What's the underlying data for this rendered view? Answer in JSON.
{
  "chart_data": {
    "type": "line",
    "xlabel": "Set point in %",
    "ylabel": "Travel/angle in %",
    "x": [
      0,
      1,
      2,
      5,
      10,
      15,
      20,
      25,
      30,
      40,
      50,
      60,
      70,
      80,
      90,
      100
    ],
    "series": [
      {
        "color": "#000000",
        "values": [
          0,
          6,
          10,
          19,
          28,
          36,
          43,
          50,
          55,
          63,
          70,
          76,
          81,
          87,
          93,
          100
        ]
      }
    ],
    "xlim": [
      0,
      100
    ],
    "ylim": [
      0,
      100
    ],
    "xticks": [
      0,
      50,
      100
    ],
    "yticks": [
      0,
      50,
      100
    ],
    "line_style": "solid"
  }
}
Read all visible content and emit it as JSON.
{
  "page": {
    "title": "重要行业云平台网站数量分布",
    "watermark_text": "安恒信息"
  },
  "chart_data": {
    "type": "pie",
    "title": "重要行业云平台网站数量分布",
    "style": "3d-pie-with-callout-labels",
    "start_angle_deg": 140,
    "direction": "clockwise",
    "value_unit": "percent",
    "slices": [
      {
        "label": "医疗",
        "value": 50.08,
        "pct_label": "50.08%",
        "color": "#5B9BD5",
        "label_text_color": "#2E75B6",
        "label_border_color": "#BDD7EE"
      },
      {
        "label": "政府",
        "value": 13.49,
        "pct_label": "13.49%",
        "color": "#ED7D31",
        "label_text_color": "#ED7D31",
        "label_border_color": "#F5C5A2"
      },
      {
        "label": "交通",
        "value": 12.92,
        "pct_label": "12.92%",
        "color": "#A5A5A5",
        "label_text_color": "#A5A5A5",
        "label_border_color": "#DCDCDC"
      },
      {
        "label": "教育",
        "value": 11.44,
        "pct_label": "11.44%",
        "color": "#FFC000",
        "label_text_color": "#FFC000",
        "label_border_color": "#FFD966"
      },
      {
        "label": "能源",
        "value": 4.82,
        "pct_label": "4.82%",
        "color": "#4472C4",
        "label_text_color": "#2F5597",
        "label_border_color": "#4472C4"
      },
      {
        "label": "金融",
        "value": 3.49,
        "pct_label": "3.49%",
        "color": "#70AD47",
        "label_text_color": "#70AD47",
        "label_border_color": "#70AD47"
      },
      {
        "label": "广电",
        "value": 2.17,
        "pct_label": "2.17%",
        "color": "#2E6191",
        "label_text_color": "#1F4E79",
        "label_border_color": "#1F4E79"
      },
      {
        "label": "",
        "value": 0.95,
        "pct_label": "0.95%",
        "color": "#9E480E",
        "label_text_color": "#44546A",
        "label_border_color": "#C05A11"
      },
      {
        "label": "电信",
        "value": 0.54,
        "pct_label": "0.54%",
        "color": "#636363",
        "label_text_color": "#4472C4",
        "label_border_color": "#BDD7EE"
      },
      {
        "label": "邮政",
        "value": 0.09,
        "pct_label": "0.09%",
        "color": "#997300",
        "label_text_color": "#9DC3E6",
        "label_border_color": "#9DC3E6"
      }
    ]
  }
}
+-------+
What is needed here is an exact reproduction of all the entries.

What's the underlying data for this rendered view? Answer in JSON.
{
  "chart_data": {
    "type": "line",
    "xlabel": "Set point in %",
    "ylabel": "Travel/angle in %",
    "x": [
      0,
      1,
      2,
      5,
      10,
      15,
      20,
      25,
      30,
      40,
      50,
      60,
      70,
      80,
      90,
      100
    ],
    "series": [
      {
        "color": "#000000",
        "values": [
          0,
          6,
          10,
          19,
          28,
          36,
          43,
          50,
          55,
          63,
          70,
          76,
          81,
          87,
          93,
          100
        ]
      }
    ],
    "xlim": [
      0,
      100
    ],
    "ylim": [
      0,
      100
    ],
    "xticks": [
      0,
      50,
      100
    ],
    "yticks": [
      0,
      50,
      100
    ],
    "line_style": "solid"
  }
}
Read all visible content and emit it as JSON.
{
  "page": {
    "title": "重要行业云平台网站数量分布",
    "watermark_text": "安恒信息"
  },
  "chart_data": {
    "type": "pie",
    "title": "重要行业云平台网站数量分布",
    "style": "3d-pie-with-callout-labels",
    "start_angle_deg": 140,
    "direction": "clockwise",
    "value_unit": "percent",
    "slices": [
      {
        "label": "医疗",
        "value": 50.08,
        "pct_label": "50.08%",
        "color": "#5B9BD5",
        "label_text_color": "#2E75B6",
        "label_border_color": "#BDD7EE"
      },
      {
        "label": "政府",
        "value": 13.49,
        "pct_label": "13.49%",
        "color": "#ED7D31",
        "label_text_color": "#ED7D31",
        "label_border_color": "#F5C5A2"
      },
      {
        "label": "交通",
        "value": 12.92,
        "pct_label": "12.92%",
        "color": "#A5A5A5",
        "label_text_color": "#A5A5A5",
        "label_border_color": "#DCDCDC"
      },
      {
        "label": "教育",
        "value": 11.44,
        "pct_label": "11.44%",
        "color": "#FFC000",
        "label_text_color": "#FFC000",
        "label_border_color": "#FFD966"
      },
      {
        "label": "能源",
        "value": 4.82,
        "pct_label": "4.82%",
        "color": "#4472C4",
        "label_text_color": "#2F5597",
        "label_border_color": "#4472C4"
      },
      {
        "label": "金融",
        "value": 3.49,
        "pct_label": "3.49%",
        "color": "#70AD47",
        "label_text_color": "#70AD47",
        "label_border_color": "#70AD47"
      },
      {
        "label": "广电",
        "value": 2.17,
        "pct_label": "2.17%",
        "color": "#2E6191",
        "label_text_color": "#1F4E79",
        "label_border_color": "#1F4E79"
      },
      {
        "label": "",
        "value": 0.95,
        "pct_label": "0.95%",
        "color": "#9E480E",
        "label_text_color": "#44546A",
        "label_border_color": "#C05A11"
      },
      {
        "label": "电信",
        "value": 0.54,
        "pct_label": "0.54%",
        "color": "#636363",
        "label_text_color": "#4472C4",
        "label_border_color": "#BDD7EE"
      },
      {
        "label": "邮政",
        "value": 0.09,
        "pct_label": "0.09%",
        "color": "#997300",
        "label_text_color": "#9DC3E6",
        "label_border_color": "#9DC3E6"
      }
    ]
  }
}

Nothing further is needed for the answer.